## SHORT PROBLEM
Transcribe all of the material exactly. Any picture in it should be left out.

Collected data entries:
....................

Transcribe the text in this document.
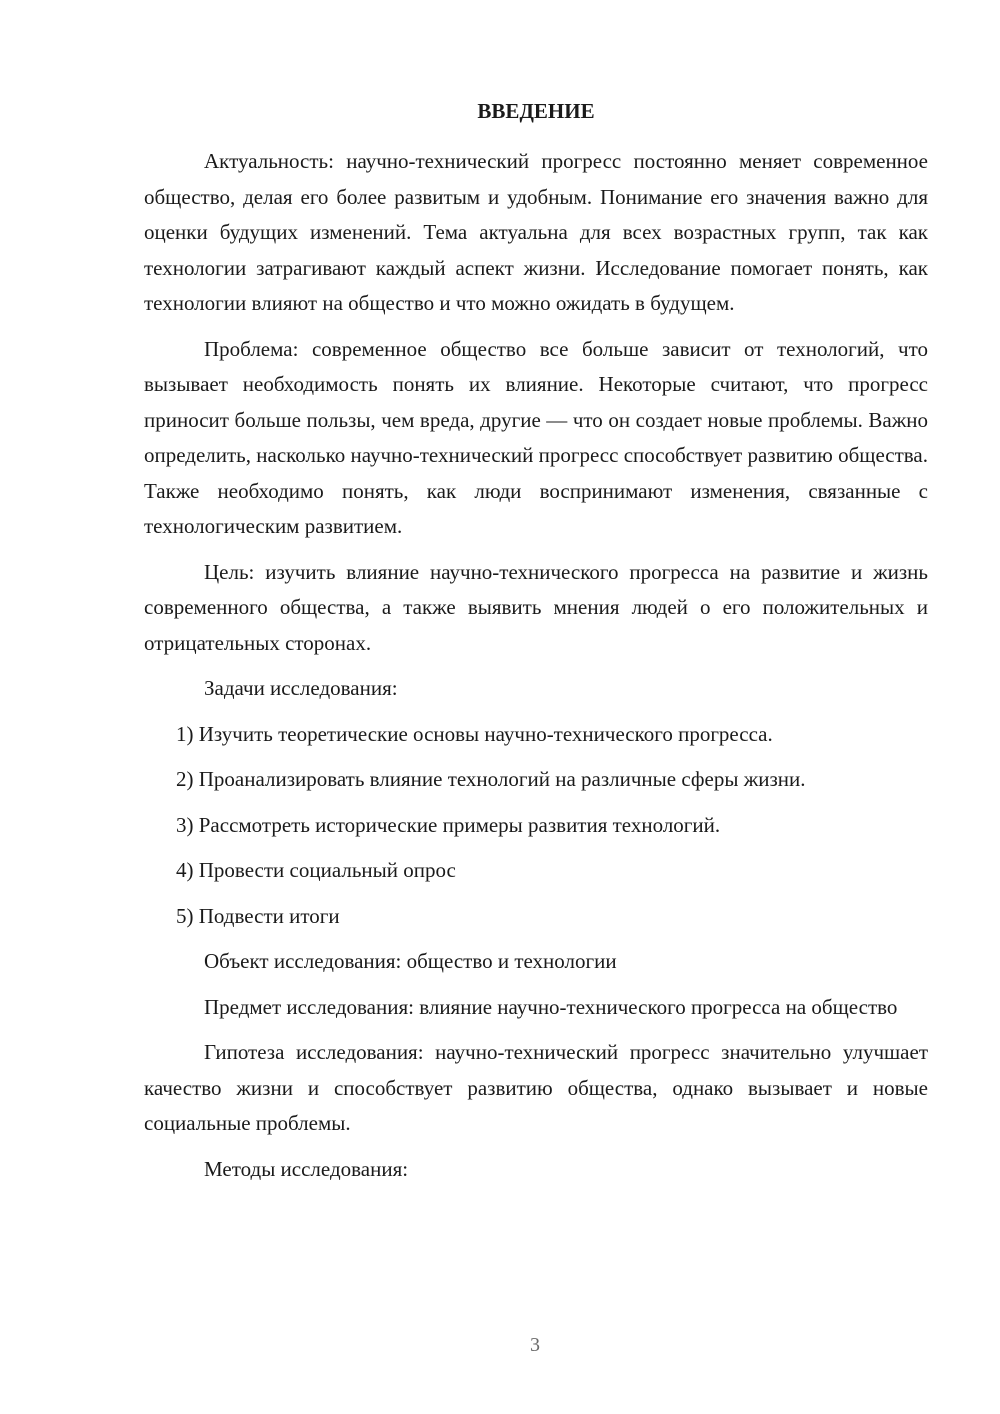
ВВЕДЕНИЕ

Актуальность: научно-технический прогресс постоянно меняет современное общество, делая его более развитым и удобным. Понимание его значения важно для оценки будущих изменений. Тема актуальна для всех возрастных групп, так как технологии затрагивают каждый аспект жизни. Исследование помогает понять, как технологии влияют на общество и что можно ожидать в будущем.

Проблема: современное общество все больше зависит от технологий, что вызывает необходимость понять их влияние. Некоторые считают, что прогресс приносит больше пользы, чем вреда, другие — что он создает новые проблемы. Важно определить, насколько научно-технический прогресс способствует развитию общества. Также необходимо понять, как люди воспринимают изменения, связанные с технологическим развитием.

Цель: изучить влияние научно-технического прогресса на развитие и жизнь современного общества, а также выявить мнения людей о его положительных и отрицательных сторонах.

Задачи исследования:

1) Изучить теоретические основы научно-технического прогресса.
2) Проанализировать влияние технологий на различные сферы жизни.
3) Рассмотреть исторические примеры развития технологий.
4) Провести социальный опрос
5) Подвести итоги

Объект исследования: общество и технологии

Предмет исследования: влияние научно-технического прогресса на общество

Гипотеза исследования: научно-технический прогресс значительно улучшает качество жизни и способствует развитию общества, однако вызывает и новые социальные проблемы.

Методы исследования:

3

....................

## SOLUTION TO THIS TASK
Transcribe the text in this document.
ВВЕДЕНИЕ

Актуальность: научно-технический прогресс постоянно меняет современное общество, делая его более развитым и удобным. Понимание его значения важно для оценки будущих изменений. Тема актуальна для всех возрастных групп, так как технологии затрагивают каждый аспект жизни. Исследование помогает понять, как технологии влияют на общество и что можно ожидать в будущем.

Проблема: современное общество все больше зависит от технологий, что вызывает необходимость понять их влияние. Некоторые считают, что прогресс приносит больше пользы, чем вреда, другие — что он создает новые проблемы. Важно определить, насколько научно-технический прогресс способствует развитию общества. Также необходимо понять, как люди воспринимают изменения, связанные с технологическим развитием.

Цель: изучить влияние научно-технического прогресса на развитие и жизнь современного общества, а также выявить мнения людей о его положительных и отрицательных сторонах.

Задачи исследования:

1) Изучить теоретические основы научно-технического прогресса.
2) Проанализировать влияние технологий на различные сферы жизни.
3) Рассмотреть исторические примеры развития технологий.
4) Провести социальный опрос
5) Подвести итоги

Объект исследования: общество и технологии

Предмет исследования: влияние научно-технического прогресса на общество

Гипотеза исследования: научно-технический прогресс значительно улучшает качество жизни и способствует развитию общества, однако вызывает и новые социальные проблемы.

Методы исследования:

3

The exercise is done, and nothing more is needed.